For the data below, report only the number of lines containing the string "Creation".
— Begin INPUT FOR THIS TASK —
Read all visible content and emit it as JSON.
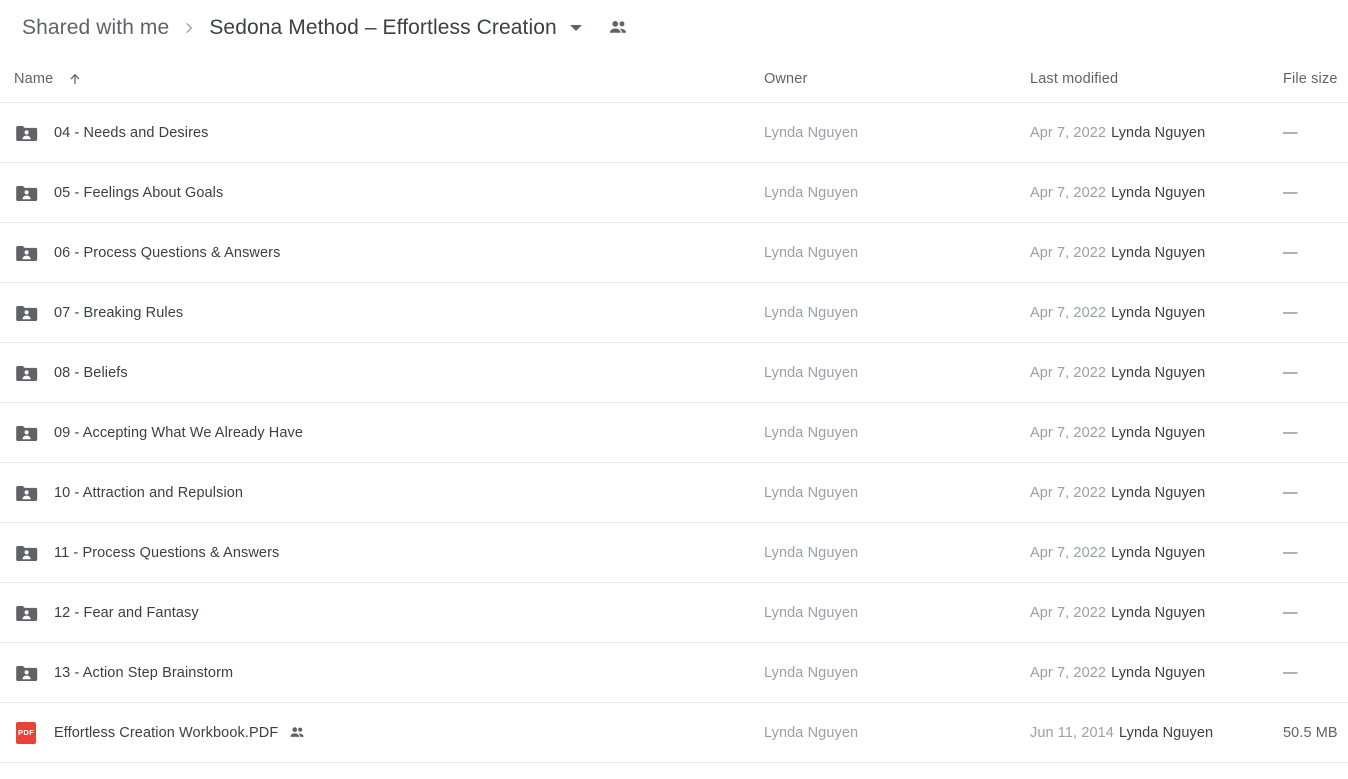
{
  "breadcrumb": {
    "parent": "Shared with me",
    "separator": "›",
    "current": "Sedona Method – Effortless Creation",
    "caret_icon": "chevron-down-icon",
    "people_icon": "people-shared-icon"
  },
  "table": {
    "columns": {
      "name": "Name",
      "owner": "Owner",
      "modified": "Last modified",
      "size": "File size"
    },
    "sort": {
      "column": "Name",
      "direction": "ascending",
      "icon": "arrow-up-icon"
    },
    "rows": [
      {
        "icon": "shared-folder-icon",
        "name": "04 - Needs and Desires",
        "shared": false,
        "owner": "Lynda Nguyen",
        "modified_date": "Apr 7, 2022",
        "modified_by": "Lynda Nguyen",
        "size": "—"
      },
      {
        "icon": "shared-folder-icon",
        "name": "05 - Feelings About Goals",
        "shared": false,
        "owner": "Lynda Nguyen",
        "modified_date": "Apr 7, 2022",
        "modified_by": "Lynda Nguyen",
        "size": "—"
      },
      {
        "icon": "shared-folder-icon",
        "name": "06 - Process Questions & Answers",
        "shared": false,
        "owner": "Lynda Nguyen",
        "modified_date": "Apr 7, 2022",
        "modified_by": "Lynda Nguyen",
        "size": "—"
      },
      {
        "icon": "shared-folder-icon",
        "name": "07 - Breaking Rules",
        "shared": false,
        "owner": "Lynda Nguyen",
        "modified_date": "Apr 7, 2022",
        "modified_by": "Lynda Nguyen",
        "size": "—"
      },
      {
        "icon": "shared-folder-icon",
        "name": "08 - Beliefs",
        "shared": false,
        "owner": "Lynda Nguyen",
        "modified_date": "Apr 7, 2022",
        "modified_by": "Lynda Nguyen",
        "size": "—"
      },
      {
        "icon": "shared-folder-icon",
        "name": "09 - Accepting What We Already Have",
        "shared": false,
        "owner": "Lynda Nguyen",
        "modified_date": "Apr 7, 2022",
        "modified_by": "Lynda Nguyen",
        "size": "—"
      },
      {
        "icon": "shared-folder-icon",
        "name": "10 - Attraction and Repulsion",
        "shared": false,
        "owner": "Lynda Nguyen",
        "modified_date": "Apr 7, 2022",
        "modified_by": "Lynda Nguyen",
        "size": "—"
      },
      {
        "icon": "shared-folder-icon",
        "name": "11 - Process Questions & Answers",
        "shared": false,
        "owner": "Lynda Nguyen",
        "modified_date": "Apr 7, 2022",
        "modified_by": "Lynda Nguyen",
        "size": "—"
      },
      {
        "icon": "shared-folder-icon",
        "name": "12 - Fear and Fantasy",
        "shared": false,
        "owner": "Lynda Nguyen",
        "modified_date": "Apr 7, 2022",
        "modified_by": "Lynda Nguyen",
        "size": "—"
      },
      {
        "icon": "shared-folder-icon",
        "name": "13 - Action Step Brainstorm",
        "shared": false,
        "owner": "Lynda Nguyen",
        "modified_date": "Apr 7, 2022",
        "modified_by": "Lynda Nguyen",
        "size": "—"
      },
      {
        "icon": "pdf-file-icon",
        "icon_label": "PDF",
        "name": "Effortless Creation Workbook.PDF",
        "shared": true,
        "owner": "Lynda Nguyen",
        "modified_date": "Jun 11, 2014",
        "modified_by": "Lynda Nguyen",
        "size": "50.5 MB"
      }
    ]
  },
  "colors": {
    "folder_icon": "#5f6368",
    "pdf_accent": "#ea4335",
    "row_divider": "#e8eaed",
    "primary_text": "#3c4043",
    "secondary_text": "#9aa0a6"
  }
}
— End INPUT FOR THIS TASK —
▸ RESPONSE TO THIS TASK:
2